Return all the entries exactly, keeping pictures out.

• _GIVEN ENTRIES_:
##############################

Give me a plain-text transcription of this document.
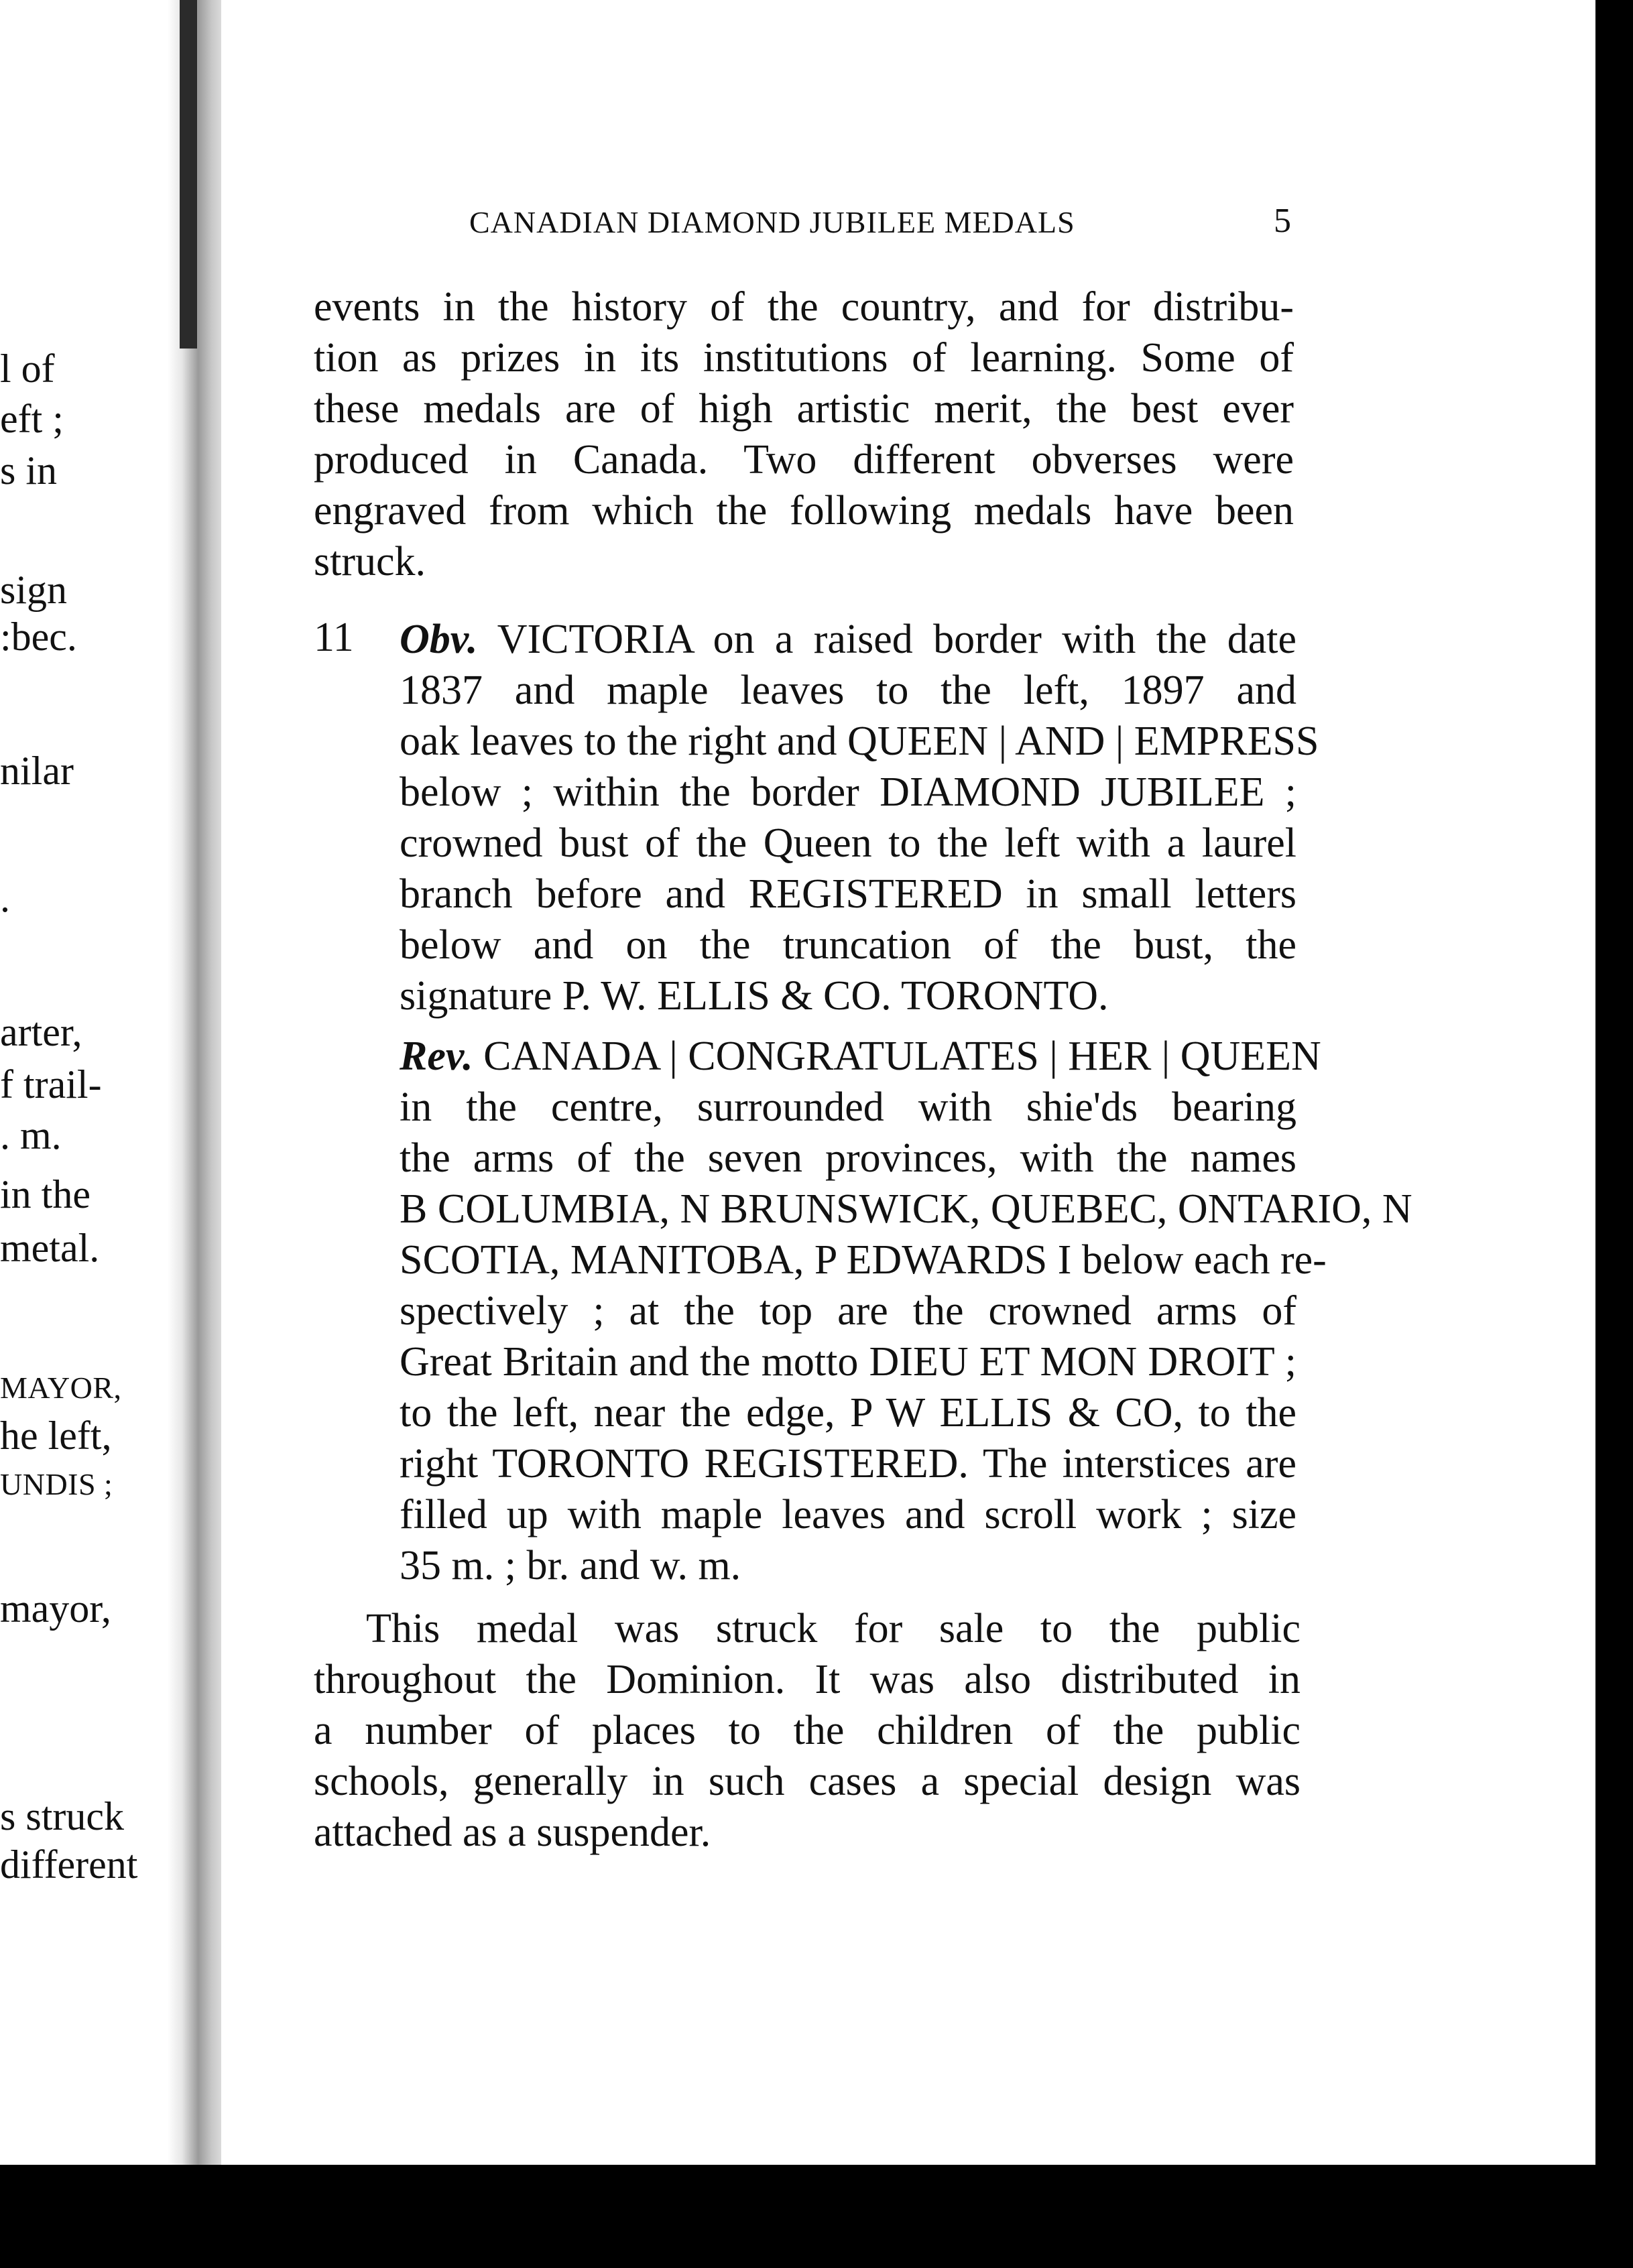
l of
eft ;
s in
sign
:bec.
nilar
.
arter,
f trail-
. m.
in the
metal.
MAYOR,
he left,
UNDIS ;
mayor,
s struck
different
CANADIAN DIAMOND JUBILEE MEDALS	5
events in the history of the country, and for distribu-
tion as prizes in its institutions of learning. Some of
these medals are of high artistic merit, the best ever
produced in Canada. Two different obverses were
engraved from which the following medals have been
struck.
11 Obv. VICTORIA on a raised border with the date
1837 and maple leaves to the left, 1897 and
oak leaves to the right and QUEEN | AND | EMPRESS
below ; within the border DIAMOND JUBILEE ;
crowned bust of the Queen to the left with a laurel
branch before and REGISTERED in small letters
below and on the truncation of the bust, the
signature P. W. ELLIS & CO. TORONTO.
Rev. CANADA | CONGRATULATES | HER | QUEEN
in the centre, surrounded with shie'ds bearing
the arms of the seven provinces, with the names
B COLUMBIA, N BRUNSWICK, QUEBEC, ONTARIO, N
SCOTIA, MANITOBA, P EDWARDS I below each re-
spectively ; at the top are the crowned arms of
Great Britain and the motto DIEU ET MON DROIT ;
to the left, near the edge, P W ELLIS & CO, to the
right TORONTO REGISTERED. The interstices are
filled up with maple leaves and scroll work ; size
35 m. ; br. and w. m.
This medal was struck for sale to the public
throughout the Dominion. It was also distributed in
a number of places to the children of the public
schools, generally in such cases a special design was
attached as a suspender.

##############################

• _RESULT FOR THIS TASK_:
Give me a plain-text transcription of this document.
l of
eft ;
s in
sign
:bec.
nilar
.
arter,
f trail-
. m.
in the
metal.
MAYOR,
he left,
UNDIS ;
mayor,
s struck
different
CANADIAN DIAMOND JUBILEE MEDALS	5
events in the history of the country, and for distribu-
tion as prizes in its institutions of learning. Some of
these medals are of high artistic merit, the best ever
produced in Canada. Two different obverses were
engraved from which the following medals have been
struck.
11 Obv. VICTORIA on a raised border with the date
1837 and maple leaves to the left, 1897 and
oak leaves to the right and QUEEN | AND | EMPRESS
below ; within the border DIAMOND JUBILEE ;
crowned bust of the Queen to the left with a laurel
branch before and REGISTERED in small letters
below and on the truncation of the bust, the
signature P. W. ELLIS & CO. TORONTO.
Rev. CANADA | CONGRATULATES | HER | QUEEN
in the centre, surrounded with shie'ds bearing
the arms of the seven provinces, with the names
B COLUMBIA, N BRUNSWICK, QUEBEC, ONTARIO, N
SCOTIA, MANITOBA, P EDWARDS I below each re-
spectively ; at the top are the crowned arms of
Great Britain and the motto DIEU ET MON DROIT ;
to the left, near the edge, P W ELLIS & CO, to the
right TORONTO REGISTERED. The interstices are
filled up with maple leaves and scroll work ; size
35 m. ; br. and w. m.
This medal was struck for sale to the public
throughout the Dominion. It was also distributed in
a number of places to the children of the public
schools, generally in such cases a special design was
attached as a suspender.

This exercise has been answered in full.